Find the word "JSON" in the data. Return every line where it appears.

## begin Provided records

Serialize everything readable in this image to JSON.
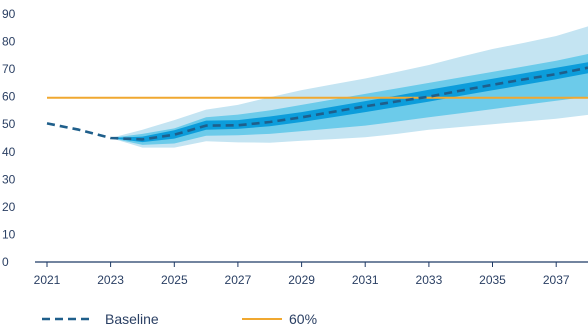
{
  "chart_data": {
    "type": "line",
    "title": "",
    "xlabel": "",
    "ylabel": "",
    "xlim": [
      2021,
      2038
    ],
    "ylim": [
      0,
      90
    ],
    "x_ticks": [
      2021,
      2023,
      2025,
      2027,
      2029,
      2031,
      2033,
      2035,
      2037
    ],
    "y_ticks": [
      0,
      10,
      20,
      30,
      40,
      50,
      60,
      70,
      80,
      90
    ],
    "grid": false,
    "legend_position": "bottom",
    "colors": {
      "baseline": "#1f5f8b",
      "threshold": "#f0a830",
      "band_outer": "#c4e4f2",
      "band_mid": "#6ccbea",
      "band_inner": "#0c9ddb",
      "axis": "#1e3a66",
      "text": "#2a3f63"
    },
    "series": [
      {
        "name": "Baseline",
        "style": "dashed",
        "x": [
          2021,
          2022,
          2023,
          2024,
          2025,
          2026,
          2027,
          2028,
          2029,
          2030,
          2031,
          2032,
          2033,
          2034,
          2035,
          2036,
          2037,
          2038
        ],
        "values": [
          50.3,
          48.0,
          45.0,
          44.5,
          46.2,
          49.5,
          49.6,
          50.8,
          52.5,
          54.5,
          56.5,
          58.3,
          60.0,
          62.2,
          64.3,
          66.3,
          68.2,
          70.5
        ]
      },
      {
        "name": "60%",
        "style": "solid",
        "x": [
          2021,
          2038
        ],
        "values": [
          59.6,
          59.6
        ]
      }
    ],
    "bands": [
      {
        "level": "outer",
        "x": [
          2023,
          2024,
          2025,
          2026,
          2027,
          2028,
          2029,
          2030,
          2031,
          2032,
          2033,
          2034,
          2035,
          2036,
          2037,
          2038
        ],
        "low": [
          45.0,
          41.5,
          41.5,
          43.8,
          43.4,
          43.3,
          44.0,
          44.6,
          45.3,
          46.5,
          48.0,
          49.0,
          50.0,
          51.0,
          52.0,
          53.4
        ],
        "high": [
          45.0,
          48.0,
          51.5,
          55.3,
          57.0,
          59.8,
          62.4,
          64.5,
          66.6,
          69.0,
          71.5,
          74.5,
          77.3,
          79.6,
          82.0,
          85.5
        ]
      },
      {
        "level": "mid",
        "x": [
          2023,
          2024,
          2025,
          2026,
          2027,
          2028,
          2029,
          2030,
          2031,
          2032,
          2033,
          2034,
          2035,
          2036,
          2037,
          2038
        ],
        "low": [
          45.0,
          42.5,
          43.0,
          45.8,
          46.0,
          46.5,
          47.5,
          48.5,
          49.5,
          51.0,
          52.5,
          54.0,
          55.5,
          57.0,
          58.5,
          60.0
        ],
        "high": [
          45.0,
          46.5,
          48.5,
          52.5,
          53.5,
          55.0,
          57.0,
          59.0,
          61.0,
          63.0,
          65.0,
          67.0,
          69.0,
          71.0,
          73.0,
          75.5
        ]
      },
      {
        "level": "inner",
        "x": [
          2023,
          2024,
          2025,
          2026,
          2027,
          2028,
          2029,
          2030,
          2031,
          2032,
          2033,
          2034,
          2035,
          2036,
          2037,
          2038
        ],
        "low": [
          45.0,
          43.5,
          44.8,
          48.0,
          48.3,
          49.3,
          50.8,
          52.6,
          54.4,
          56.3,
          58.2,
          60.3,
          62.3,
          64.3,
          66.3,
          68.5
        ],
        "high": [
          45.0,
          45.5,
          47.8,
          51.3,
          51.5,
          52.8,
          54.4,
          56.4,
          58.4,
          60.4,
          62.5,
          64.5,
          66.5,
          68.5,
          70.5,
          72.5
        ]
      }
    ],
    "legend": [
      {
        "label": "Baseline",
        "style": "dashed"
      },
      {
        "label": "60%",
        "style": "solid"
      }
    ]
  }
}
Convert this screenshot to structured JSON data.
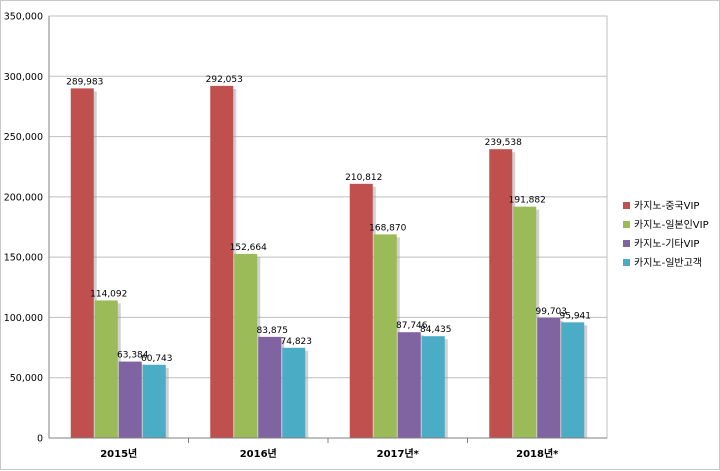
{
  "chart_data": {
    "type": "bar",
    "categories": [
      "2015년",
      "2016년",
      "2017년*",
      "2018년*"
    ],
    "series": [
      {
        "name": "카지노-중국VIP",
        "color": "#c0504d",
        "values": [
          289983,
          292053,
          210812,
          239538
        ],
        "labels": [
          "289,983",
          "292,053",
          "210,812",
          "239,538"
        ]
      },
      {
        "name": "카지노-일본인VIP",
        "color": "#9bbb59",
        "values": [
          114092,
          152664,
          168870,
          191882
        ],
        "labels": [
          "114,092",
          "152,664",
          "168,870",
          "191,882"
        ]
      },
      {
        "name": "카지노-기타VIP",
        "color": "#8064a2",
        "values": [
          63384,
          83875,
          87746,
          99703
        ],
        "labels": [
          "63,384",
          "83,875",
          "87,746",
          "99,703"
        ]
      },
      {
        "name": "카지노-일반고객",
        "color": "#4bacc6",
        "values": [
          60743,
          74823,
          84435,
          95941
        ],
        "labels": [
          "60,743",
          "74,823",
          "84,435",
          "95,941"
        ]
      }
    ],
    "yticks": [
      "0",
      "50,000",
      "100,000",
      "150,000",
      "200,000",
      "250,000",
      "300,000",
      "350,000"
    ],
    "ylim": [
      0,
      350000
    ],
    "grid": true,
    "legend_position": "right"
  }
}
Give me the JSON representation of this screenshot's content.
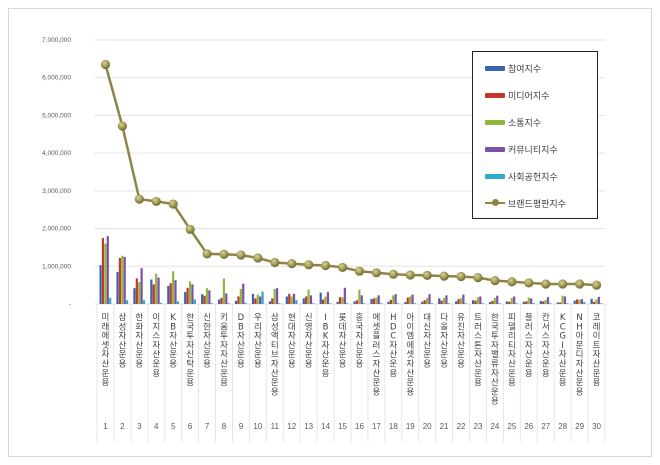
{
  "chart_data": {
    "type": "bar+line",
    "title": "",
    "xlabel": "",
    "ylabel": "",
    "ylim": [
      0,
      7000000
    ],
    "yticks": [
      "-",
      "1,000,000",
      "2,000,000",
      "3,000,000",
      "4,000,000",
      "5,000,000",
      "6,000,000",
      "7,000,000"
    ],
    "grid": true,
    "legend_position": "upper-right-inside",
    "x": [
      1,
      2,
      3,
      4,
      5,
      6,
      7,
      8,
      9,
      10,
      11,
      12,
      13,
      14,
      15,
      16,
      17,
      18,
      19,
      20,
      21,
      22,
      23,
      24,
      25,
      26,
      27,
      28,
      29,
      30
    ],
    "categories": [
      "미래에셋자산운용",
      "삼성자산운용",
      "한화자산운용",
      "이지스자산운용",
      "KB자산운용",
      "한국투자신탁운용",
      "신한자산운용",
      "키움투자자산운용",
      "DB자산운용",
      "우리자산운용",
      "삼성액티브자산운용",
      "현대자산운용",
      "신영자산운용",
      "IBK자산운용",
      "롯데자산운용",
      "흥국자산운용",
      "에셋플러스자산운용",
      "HDC자산운용",
      "아이엠에셋자산운용",
      "대신자산운용",
      "다올자산운용",
      "유진자산운용",
      "트러스톤자산운용",
      "한국투자밸류자산운용",
      "피델리티자산운용",
      "플러스자산운용",
      "칸서스자산운용",
      "KCGI자산운용",
      "NH아문디자산운용",
      "코레이트자산운용"
    ],
    "series": [
      {
        "name": "참여지수",
        "type": "bar",
        "color": "#3b64ad",
        "values": [
          1030000,
          850000,
          420000,
          650000,
          480000,
          320000,
          260000,
          120000,
          80000,
          270000,
          70000,
          200000,
          150000,
          300000,
          60000,
          70000,
          130000,
          60000,
          50000,
          60000,
          150000,
          70000,
          100000,
          50000,
          70000,
          60000,
          80000,
          40000,
          90000,
          140000
        ]
      },
      {
        "name": "미디어지수",
        "type": "bar",
        "color": "#c0392b",
        "values": [
          1750000,
          1220000,
          680000,
          520000,
          550000,
          430000,
          220000,
          160000,
          200000,
          150000,
          150000,
          270000,
          200000,
          120000,
          180000,
          100000,
          150000,
          110000,
          170000,
          100000,
          90000,
          130000,
          90000,
          80000,
          60000,
          70000,
          70000,
          40000,
          120000,
          60000
        ]
      },
      {
        "name": "소통지수",
        "type": "bar",
        "color": "#8fb83a",
        "values": [
          1600000,
          1280000,
          580000,
          800000,
          870000,
          600000,
          420000,
          680000,
          400000,
          250000,
          400000,
          200000,
          380000,
          200000,
          180000,
          380000,
          170000,
          230000,
          200000,
          160000,
          160000,
          150000,
          180000,
          160000,
          160000,
          170000,
          110000,
          220000,
          110000,
          120000
        ]
      },
      {
        "name": "커뮤니티지수",
        "type": "bar",
        "color": "#7d4fa8",
        "values": [
          1800000,
          1250000,
          950000,
          700000,
          630000,
          520000,
          360000,
          280000,
          540000,
          200000,
          420000,
          270000,
          230000,
          320000,
          430000,
          230000,
          230000,
          260000,
          250000,
          260000,
          230000,
          250000,
          200000,
          220000,
          200000,
          150000,
          180000,
          200000,
          130000,
          190000
        ]
      },
      {
        "name": "사회공헌지수",
        "type": "bar",
        "color": "#2eaacb",
        "values": [
          160000,
          100000,
          100000,
          30000,
          70000,
          120000,
          20000,
          20000,
          30000,
          330000,
          20000,
          100000,
          20000,
          20000,
          20000,
          20000,
          20000,
          20000,
          20000,
          20000,
          20000,
          20000,
          20000,
          20000,
          20000,
          30000,
          20000,
          20000,
          50000,
          20000
        ]
      },
      {
        "name": "브랜드평판지수",
        "type": "line",
        "color": "#8c8545",
        "values": [
          6350000,
          4720000,
          2780000,
          2720000,
          2650000,
          1980000,
          1330000,
          1320000,
          1300000,
          1220000,
          1100000,
          1070000,
          1040000,
          1020000,
          970000,
          870000,
          830000,
          790000,
          770000,
          760000,
          740000,
          730000,
          700000,
          620000,
          590000,
          560000,
          530000,
          530000,
          530000,
          500000
        ]
      }
    ]
  }
}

## end Provided records

Result below:
Serialize everything readable in this image to JSON.
Convert this screenshot to structured JSON data.
Give me the JSON representation of this screenshot's content.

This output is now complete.